> WHAT IS ASKED
Locate and copy all lines bearing the word "MEDIATOR".

------------------------------

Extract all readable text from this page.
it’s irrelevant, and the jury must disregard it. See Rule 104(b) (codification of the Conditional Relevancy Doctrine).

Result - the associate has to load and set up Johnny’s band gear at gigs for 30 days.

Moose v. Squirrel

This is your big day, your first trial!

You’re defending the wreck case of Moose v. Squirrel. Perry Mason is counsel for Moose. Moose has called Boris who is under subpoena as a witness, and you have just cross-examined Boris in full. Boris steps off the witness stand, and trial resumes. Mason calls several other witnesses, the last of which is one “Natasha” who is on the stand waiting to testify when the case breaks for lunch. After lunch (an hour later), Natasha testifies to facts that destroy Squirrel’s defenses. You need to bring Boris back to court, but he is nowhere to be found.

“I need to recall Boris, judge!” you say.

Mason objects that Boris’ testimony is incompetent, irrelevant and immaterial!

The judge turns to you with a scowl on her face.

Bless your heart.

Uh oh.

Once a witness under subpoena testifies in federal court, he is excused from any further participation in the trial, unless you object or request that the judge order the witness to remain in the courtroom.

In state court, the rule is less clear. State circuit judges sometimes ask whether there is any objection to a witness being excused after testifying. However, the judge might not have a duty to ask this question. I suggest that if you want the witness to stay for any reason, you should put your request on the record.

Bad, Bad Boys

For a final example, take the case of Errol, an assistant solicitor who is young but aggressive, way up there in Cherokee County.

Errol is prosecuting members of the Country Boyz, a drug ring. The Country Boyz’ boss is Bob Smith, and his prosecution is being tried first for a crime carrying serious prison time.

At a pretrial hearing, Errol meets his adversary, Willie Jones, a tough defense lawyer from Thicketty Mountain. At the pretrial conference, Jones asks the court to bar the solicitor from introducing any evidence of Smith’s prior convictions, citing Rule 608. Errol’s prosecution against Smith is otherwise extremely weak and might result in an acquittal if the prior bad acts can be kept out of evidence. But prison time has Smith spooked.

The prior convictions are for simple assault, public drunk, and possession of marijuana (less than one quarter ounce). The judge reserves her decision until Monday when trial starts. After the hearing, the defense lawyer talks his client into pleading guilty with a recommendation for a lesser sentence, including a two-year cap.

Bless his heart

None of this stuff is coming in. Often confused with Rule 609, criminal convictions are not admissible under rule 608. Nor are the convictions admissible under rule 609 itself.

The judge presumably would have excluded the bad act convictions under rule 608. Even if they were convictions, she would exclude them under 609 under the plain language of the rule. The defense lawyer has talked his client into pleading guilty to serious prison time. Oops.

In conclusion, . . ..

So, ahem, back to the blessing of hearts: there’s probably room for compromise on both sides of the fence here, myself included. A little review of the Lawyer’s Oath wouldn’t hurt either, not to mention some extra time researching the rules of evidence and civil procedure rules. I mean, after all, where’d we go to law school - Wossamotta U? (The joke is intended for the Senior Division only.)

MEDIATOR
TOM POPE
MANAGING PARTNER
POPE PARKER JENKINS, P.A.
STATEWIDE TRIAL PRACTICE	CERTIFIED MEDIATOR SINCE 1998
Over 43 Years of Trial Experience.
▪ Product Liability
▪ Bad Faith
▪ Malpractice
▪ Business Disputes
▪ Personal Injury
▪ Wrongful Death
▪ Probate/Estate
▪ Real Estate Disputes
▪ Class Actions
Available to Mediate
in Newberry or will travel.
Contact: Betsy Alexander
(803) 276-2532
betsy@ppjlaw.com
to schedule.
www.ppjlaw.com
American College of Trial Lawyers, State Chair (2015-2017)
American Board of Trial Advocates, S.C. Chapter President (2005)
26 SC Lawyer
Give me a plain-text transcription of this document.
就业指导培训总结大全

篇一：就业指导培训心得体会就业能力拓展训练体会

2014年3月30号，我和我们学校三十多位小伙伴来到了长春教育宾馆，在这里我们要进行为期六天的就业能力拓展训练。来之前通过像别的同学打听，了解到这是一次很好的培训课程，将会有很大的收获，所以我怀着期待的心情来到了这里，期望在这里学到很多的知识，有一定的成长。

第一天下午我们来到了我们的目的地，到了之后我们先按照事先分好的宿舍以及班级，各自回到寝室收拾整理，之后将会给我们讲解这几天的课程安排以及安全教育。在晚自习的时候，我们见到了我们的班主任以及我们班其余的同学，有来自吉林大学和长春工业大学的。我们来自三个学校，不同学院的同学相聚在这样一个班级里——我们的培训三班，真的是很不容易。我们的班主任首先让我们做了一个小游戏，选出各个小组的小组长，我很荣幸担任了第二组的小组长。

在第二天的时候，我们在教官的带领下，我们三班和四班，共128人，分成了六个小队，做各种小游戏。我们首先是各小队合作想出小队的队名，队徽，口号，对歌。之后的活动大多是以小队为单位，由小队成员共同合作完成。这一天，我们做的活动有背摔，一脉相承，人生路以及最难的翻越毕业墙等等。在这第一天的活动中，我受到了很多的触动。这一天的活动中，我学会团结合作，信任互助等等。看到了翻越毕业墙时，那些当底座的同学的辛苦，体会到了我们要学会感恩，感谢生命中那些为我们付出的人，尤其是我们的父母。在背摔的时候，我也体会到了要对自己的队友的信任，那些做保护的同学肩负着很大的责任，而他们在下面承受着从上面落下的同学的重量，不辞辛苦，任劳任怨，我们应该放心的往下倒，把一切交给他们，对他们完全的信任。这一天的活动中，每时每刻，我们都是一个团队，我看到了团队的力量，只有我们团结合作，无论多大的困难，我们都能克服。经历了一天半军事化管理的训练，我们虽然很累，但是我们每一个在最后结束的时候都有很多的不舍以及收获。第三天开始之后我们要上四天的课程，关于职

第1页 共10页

------------------------------

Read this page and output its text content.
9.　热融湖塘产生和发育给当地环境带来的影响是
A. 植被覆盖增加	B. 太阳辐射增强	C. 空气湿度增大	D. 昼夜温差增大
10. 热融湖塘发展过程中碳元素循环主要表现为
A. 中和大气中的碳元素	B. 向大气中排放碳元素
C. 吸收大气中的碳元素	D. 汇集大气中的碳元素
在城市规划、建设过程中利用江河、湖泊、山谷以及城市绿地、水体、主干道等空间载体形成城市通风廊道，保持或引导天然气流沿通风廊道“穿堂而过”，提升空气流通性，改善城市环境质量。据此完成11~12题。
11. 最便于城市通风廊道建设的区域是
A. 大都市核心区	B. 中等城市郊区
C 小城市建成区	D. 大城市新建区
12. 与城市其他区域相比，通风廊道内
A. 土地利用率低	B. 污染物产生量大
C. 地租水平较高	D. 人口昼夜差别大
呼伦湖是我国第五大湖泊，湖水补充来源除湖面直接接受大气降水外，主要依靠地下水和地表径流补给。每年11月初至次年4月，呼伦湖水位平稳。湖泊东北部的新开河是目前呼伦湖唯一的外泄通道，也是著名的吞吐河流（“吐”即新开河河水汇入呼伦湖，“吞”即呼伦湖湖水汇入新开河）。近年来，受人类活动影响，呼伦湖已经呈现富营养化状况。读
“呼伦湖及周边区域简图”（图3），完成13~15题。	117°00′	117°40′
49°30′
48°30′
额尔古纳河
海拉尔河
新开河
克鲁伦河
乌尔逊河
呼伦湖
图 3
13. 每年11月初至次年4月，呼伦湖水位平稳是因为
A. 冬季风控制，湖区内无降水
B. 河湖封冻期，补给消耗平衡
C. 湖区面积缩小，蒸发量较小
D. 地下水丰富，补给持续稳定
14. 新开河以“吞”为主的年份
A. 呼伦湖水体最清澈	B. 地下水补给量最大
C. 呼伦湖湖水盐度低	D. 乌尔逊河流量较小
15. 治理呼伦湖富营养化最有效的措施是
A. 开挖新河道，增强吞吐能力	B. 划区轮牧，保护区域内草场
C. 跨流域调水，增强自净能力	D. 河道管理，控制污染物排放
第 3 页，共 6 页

------------------------------

> TASK RESPONSE
MEDIATOR
STATEWIDE TRIAL PRACTICE	CERTIFIED MEDIATOR SINCE 1998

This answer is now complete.